WHAT IS EXPECTED: Please go through all the records below and swap every "Circle shape" for "Round marker", leaving everything else as it is.

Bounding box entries
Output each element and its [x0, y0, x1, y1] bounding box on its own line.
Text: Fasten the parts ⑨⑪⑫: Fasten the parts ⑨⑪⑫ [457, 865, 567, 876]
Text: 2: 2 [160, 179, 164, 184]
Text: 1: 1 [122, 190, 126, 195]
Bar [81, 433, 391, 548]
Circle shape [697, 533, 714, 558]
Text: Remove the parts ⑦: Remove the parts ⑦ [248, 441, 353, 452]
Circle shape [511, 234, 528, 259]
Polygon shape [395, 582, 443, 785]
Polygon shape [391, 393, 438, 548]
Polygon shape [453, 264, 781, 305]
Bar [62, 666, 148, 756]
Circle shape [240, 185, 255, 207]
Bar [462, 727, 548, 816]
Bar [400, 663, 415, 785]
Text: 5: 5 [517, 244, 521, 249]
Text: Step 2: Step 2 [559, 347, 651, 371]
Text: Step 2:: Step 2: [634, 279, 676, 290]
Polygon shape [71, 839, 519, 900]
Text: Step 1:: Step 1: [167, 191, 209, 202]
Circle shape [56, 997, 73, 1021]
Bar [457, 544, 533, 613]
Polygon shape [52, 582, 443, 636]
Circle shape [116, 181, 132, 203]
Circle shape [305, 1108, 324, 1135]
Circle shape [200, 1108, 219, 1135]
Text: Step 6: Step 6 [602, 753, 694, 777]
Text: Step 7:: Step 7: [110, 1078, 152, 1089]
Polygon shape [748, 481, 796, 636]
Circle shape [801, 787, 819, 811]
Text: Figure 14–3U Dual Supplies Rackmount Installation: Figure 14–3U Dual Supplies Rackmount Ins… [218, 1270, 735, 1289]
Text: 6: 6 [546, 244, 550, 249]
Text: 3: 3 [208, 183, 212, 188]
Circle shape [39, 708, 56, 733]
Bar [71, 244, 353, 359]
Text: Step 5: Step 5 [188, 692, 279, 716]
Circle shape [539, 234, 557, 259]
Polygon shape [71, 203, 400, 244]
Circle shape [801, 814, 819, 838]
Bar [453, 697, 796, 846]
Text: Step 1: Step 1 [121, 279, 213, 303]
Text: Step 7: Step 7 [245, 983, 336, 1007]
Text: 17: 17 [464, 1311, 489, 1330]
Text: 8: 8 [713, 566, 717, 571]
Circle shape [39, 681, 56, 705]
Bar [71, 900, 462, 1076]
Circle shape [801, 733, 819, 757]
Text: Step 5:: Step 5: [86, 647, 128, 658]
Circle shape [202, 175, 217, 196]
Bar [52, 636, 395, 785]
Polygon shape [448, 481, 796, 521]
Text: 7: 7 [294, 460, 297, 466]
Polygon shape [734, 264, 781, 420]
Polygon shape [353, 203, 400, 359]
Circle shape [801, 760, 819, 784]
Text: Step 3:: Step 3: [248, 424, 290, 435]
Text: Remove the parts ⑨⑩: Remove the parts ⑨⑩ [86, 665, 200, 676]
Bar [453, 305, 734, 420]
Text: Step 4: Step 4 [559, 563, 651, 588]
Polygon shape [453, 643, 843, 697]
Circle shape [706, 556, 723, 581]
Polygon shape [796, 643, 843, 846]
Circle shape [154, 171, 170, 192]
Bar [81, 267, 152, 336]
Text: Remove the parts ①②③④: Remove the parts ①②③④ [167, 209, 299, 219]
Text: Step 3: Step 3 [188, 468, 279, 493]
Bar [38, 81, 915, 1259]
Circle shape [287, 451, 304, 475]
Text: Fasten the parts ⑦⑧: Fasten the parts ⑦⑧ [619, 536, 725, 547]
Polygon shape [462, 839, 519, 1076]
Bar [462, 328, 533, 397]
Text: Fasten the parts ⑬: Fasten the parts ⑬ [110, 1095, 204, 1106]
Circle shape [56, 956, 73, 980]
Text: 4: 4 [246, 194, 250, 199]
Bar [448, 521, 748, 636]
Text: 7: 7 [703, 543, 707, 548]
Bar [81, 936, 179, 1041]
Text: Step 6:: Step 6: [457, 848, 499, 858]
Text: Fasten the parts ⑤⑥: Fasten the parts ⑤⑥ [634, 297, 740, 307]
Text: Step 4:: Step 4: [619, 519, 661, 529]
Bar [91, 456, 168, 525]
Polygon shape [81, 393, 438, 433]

EXPECTED ANSWER:
Output each element and its [x0, y0, x1, y1] bounding box on its own line.
Text: Fasten the parts ⑨⑪⑫: Fasten the parts ⑨⑪⑫ [457, 865, 567, 876]
Text: 2: 2 [160, 179, 164, 184]
Text: 1: 1 [122, 190, 126, 195]
Bar [81, 433, 391, 548]
Round marker [697, 533, 714, 558]
Text: Remove the parts ⑦: Remove the parts ⑦ [248, 441, 353, 452]
Round marker [511, 234, 528, 259]
Polygon shape [395, 582, 443, 785]
Polygon shape [391, 393, 438, 548]
Polygon shape [453, 264, 781, 305]
Bar [62, 666, 148, 756]
Round marker [240, 185, 255, 207]
Bar [462, 727, 548, 816]
Bar [400, 663, 415, 785]
Text: 5: 5 [517, 244, 521, 249]
Text: Step 2: Step 2 [559, 347, 651, 371]
Text: Step 2:: Step 2: [634, 279, 676, 290]
Polygon shape [71, 839, 519, 900]
Text: Step 1:: Step 1: [167, 191, 209, 202]
Round marker [56, 997, 73, 1021]
Bar [457, 544, 533, 613]
Polygon shape [52, 582, 443, 636]
Round marker [116, 181, 132, 203]
Round marker [305, 1108, 324, 1135]
Round marker [200, 1108, 219, 1135]
Text: Step 6: Step 6 [602, 753, 694, 777]
Text: Step 7:: Step 7: [110, 1078, 152, 1089]
Polygon shape [748, 481, 796, 636]
Round marker [801, 787, 819, 811]
Text: Figure 14–3U Dual Supplies Rackmount Installation: Figure 14–3U Dual Supplies Rackmount Ins… [218, 1270, 735, 1289]
Text: 6: 6 [546, 244, 550, 249]
Text: 3: 3 [208, 183, 212, 188]
Round marker [39, 708, 56, 733]
Bar [71, 244, 353, 359]
Text: Step 5: Step 5 [188, 692, 279, 716]
Round marker [539, 234, 557, 259]
Polygon shape [71, 203, 400, 244]
Round marker [801, 814, 819, 838]
Bar [453, 697, 796, 846]
Text: Step 1: Step 1 [121, 279, 213, 303]
Text: Step 7: Step 7 [245, 983, 336, 1007]
Text: 17: 17 [464, 1311, 489, 1330]
Text: 8: 8 [713, 566, 717, 571]
Round marker [39, 681, 56, 705]
Bar [71, 900, 462, 1076]
Round marker [801, 733, 819, 757]
Text: Step 5:: Step 5: [86, 647, 128, 658]
Round marker [202, 175, 217, 196]
Bar [52, 636, 395, 785]
Polygon shape [448, 481, 796, 521]
Text: 7: 7 [294, 460, 297, 466]
Polygon shape [734, 264, 781, 420]
Polygon shape [353, 203, 400, 359]
Round marker [801, 760, 819, 784]
Text: Step 3:: Step 3: [248, 424, 290, 435]
Text: Remove the parts ⑨⑩: Remove the parts ⑨⑩ [86, 665, 200, 676]
Bar [453, 305, 734, 420]
Text: Step 4: Step 4 [559, 563, 651, 588]
Polygon shape [453, 643, 843, 697]
Round marker [706, 556, 723, 581]
Polygon shape [796, 643, 843, 846]
Round marker [154, 171, 170, 192]
Bar [81, 267, 152, 336]
Text: Remove the parts ①②③④: Remove the parts ①②③④ [167, 209, 299, 219]
Text: Step 3: Step 3 [188, 468, 279, 493]
Bar [38, 81, 915, 1259]
Round marker [287, 451, 304, 475]
Text: Fasten the parts ⑦⑧: Fasten the parts ⑦⑧ [619, 536, 725, 547]
Polygon shape [462, 839, 519, 1076]
Bar [462, 328, 533, 397]
Text: Fasten the parts ⑬: Fasten the parts ⑬ [110, 1095, 204, 1106]
Round marker [56, 956, 73, 980]
Text: 4: 4 [246, 194, 250, 199]
Bar [448, 521, 748, 636]
Text: 7: 7 [703, 543, 707, 548]
Bar [81, 936, 179, 1041]
Text: Step 6:: Step 6: [457, 848, 499, 858]
Text: Fasten the parts ⑤⑥: Fasten the parts ⑤⑥ [634, 297, 740, 307]
Text: Step 4:: Step 4: [619, 519, 661, 529]
Bar [91, 456, 168, 525]
Polygon shape [81, 393, 438, 433]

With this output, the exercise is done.